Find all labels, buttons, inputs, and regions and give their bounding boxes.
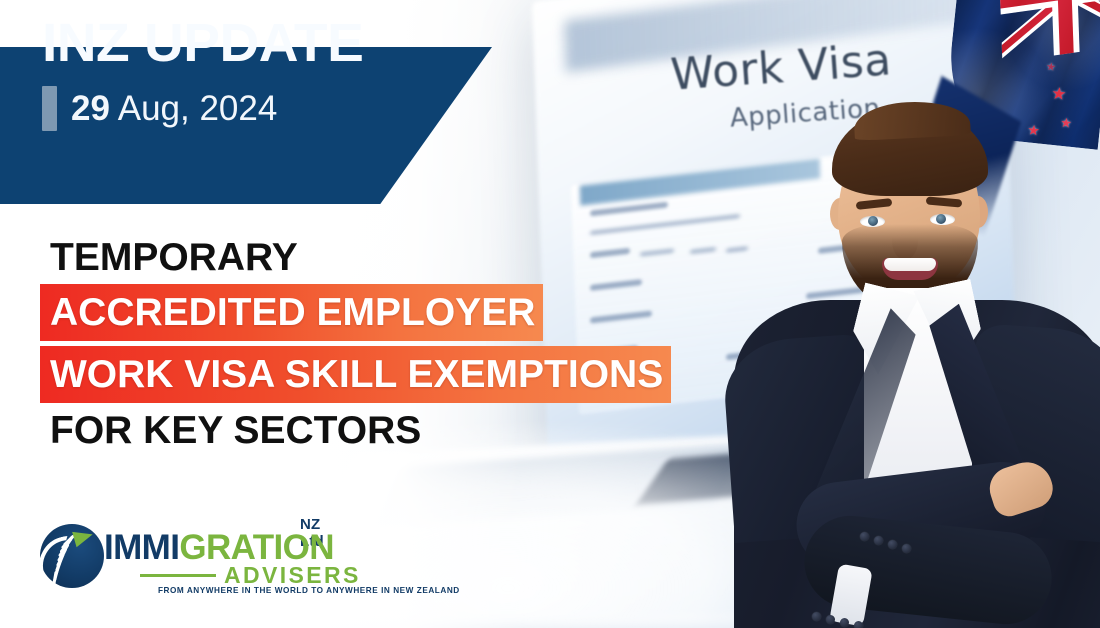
headline-line-4: FOR KEY SECTORS — [50, 409, 421, 452]
logo-advisers-word: ADVISERS — [224, 564, 361, 587]
date-accent-bar — [42, 86, 57, 131]
businessman-portrait — [742, 92, 1100, 628]
hair-quiff — [853, 99, 971, 141]
headline-line-3-highlighted: WORK VISA SKILL EXEMPTIONS — [40, 346, 671, 403]
banner-date-row: 29 Aug, 2024 — [42, 86, 277, 131]
date-month-year: Aug, 2024 — [110, 89, 277, 128]
logo-advisers-row: ADVISERS — [140, 564, 361, 587]
mouth — [882, 258, 938, 280]
headline-row-3: WORK VISA SKILL EXEMPTIONS — [50, 346, 671, 403]
sleeve-button — [826, 615, 835, 624]
immigration-advisers-logo[interactable]: NZ Ltd IMMIGRATION ADVISERS FROM ANYWHER… — [38, 512, 338, 598]
logo-emblem-icon — [38, 522, 110, 590]
headline-line-2-highlighted: ACCREDITED EMPLOYER — [40, 284, 543, 341]
sleeve-button — [874, 536, 883, 545]
banner-date: 29 Aug, 2024 — [71, 91, 277, 126]
sleeve-button — [840, 618, 849, 627]
headline-block: TEMPORARY ACCREDITED EMPLOYER WORK VISA … — [50, 238, 671, 450]
headline-line-1: TEMPORARY — [50, 236, 298, 279]
logo-tagline: FROM ANYWHERE IN THE WORLD TO ANYWHERE I… — [158, 586, 460, 595]
sleeve-button — [902, 544, 911, 553]
sleeve-button — [888, 540, 897, 549]
headline-row-1: TEMPORARY — [50, 238, 671, 277]
sleeve-button — [860, 532, 869, 541]
date-day: 29 — [71, 89, 110, 128]
banner-title: INZ UPDATE — [42, 16, 363, 70]
headline-row-2: ACCREDITED EMPLOYER — [50, 284, 671, 341]
logo-immi: IMMI — [104, 528, 179, 567]
sleeve-button — [812, 612, 821, 621]
iris-right — [936, 214, 946, 224]
teeth — [884, 258, 936, 271]
headline-row-4: FOR KEY SECTORS — [50, 411, 671, 450]
promo-banner-canvas: Work Visa Application — [0, 0, 1100, 628]
sleeve-button — [854, 621, 863, 628]
logo-immigration-word: IMMIGRATION — [104, 530, 334, 565]
logo-rule — [140, 574, 216, 577]
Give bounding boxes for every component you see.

^^^^^^^^

[Aim of the task]:
Extract every one of the lines above verbatim, omitting the picture from your answer.

[Exercise result]:
Find all labels, buttons, inputs, and regions and give their bounding boxes.
headline-line-4: FOR KEY SECTORS — [50, 409, 421, 452]
logo-advisers-word: ADVISERS — [224, 564, 361, 587]
date-accent-bar — [42, 86, 57, 131]
businessman-portrait — [742, 92, 1100, 628]
hair-quiff — [853, 99, 971, 141]
headline-line-3-highlighted: WORK VISA SKILL EXEMPTIONS — [40, 346, 671, 403]
banner-date-row: 29 Aug, 2024 — [42, 86, 277, 131]
date-month-year: Aug, 2024 — [110, 89, 277, 128]
logo-advisers-row: ADVISERS — [140, 564, 361, 587]
mouth — [882, 258, 938, 280]
headline-row-3: WORK VISA SKILL EXEMPTIONS — [50, 346, 671, 403]
sleeve-button — [826, 615, 835, 624]
immigration-advisers-logo[interactable]: NZ Ltd IMMIGRATION ADVISERS FROM ANYWHER… — [38, 512, 338, 598]
logo-emblem-icon — [38, 522, 110, 590]
headline-line-2-highlighted: ACCREDITED EMPLOYER — [40, 284, 543, 341]
sleeve-button — [874, 536, 883, 545]
banner-date: 29 Aug, 2024 — [71, 91, 277, 126]
sleeve-button — [840, 618, 849, 627]
headline-block: TEMPORARY ACCREDITED EMPLOYER WORK VISA … — [50, 238, 671, 450]
headline-line-1: TEMPORARY — [50, 236, 298, 279]
logo-tagline: FROM ANYWHERE IN THE WORLD TO ANYWHERE I… — [158, 586, 460, 595]
sleeve-button — [902, 544, 911, 553]
sleeve-button — [888, 540, 897, 549]
headline-row-1: TEMPORARY — [50, 238, 671, 277]
sleeve-button — [860, 532, 869, 541]
date-day: 29 — [71, 89, 110, 128]
banner-title: INZ UPDATE — [42, 16, 363, 70]
headline-row-2: ACCREDITED EMPLOYER — [50, 284, 671, 341]
logo-immi: IMMI — [104, 528, 179, 567]
sleeve-button — [812, 612, 821, 621]
iris-right — [936, 214, 946, 224]
teeth — [884, 258, 936, 271]
headline-row-4: FOR KEY SECTORS — [50, 411, 671, 450]
promo-banner-canvas: Work Visa Application — [0, 0, 1100, 628]
sleeve-button — [854, 621, 863, 628]
logo-immigration-word: IMMIGRATION — [104, 530, 334, 565]
logo-rule — [140, 574, 216, 577]
Give bounding boxes for every component you see.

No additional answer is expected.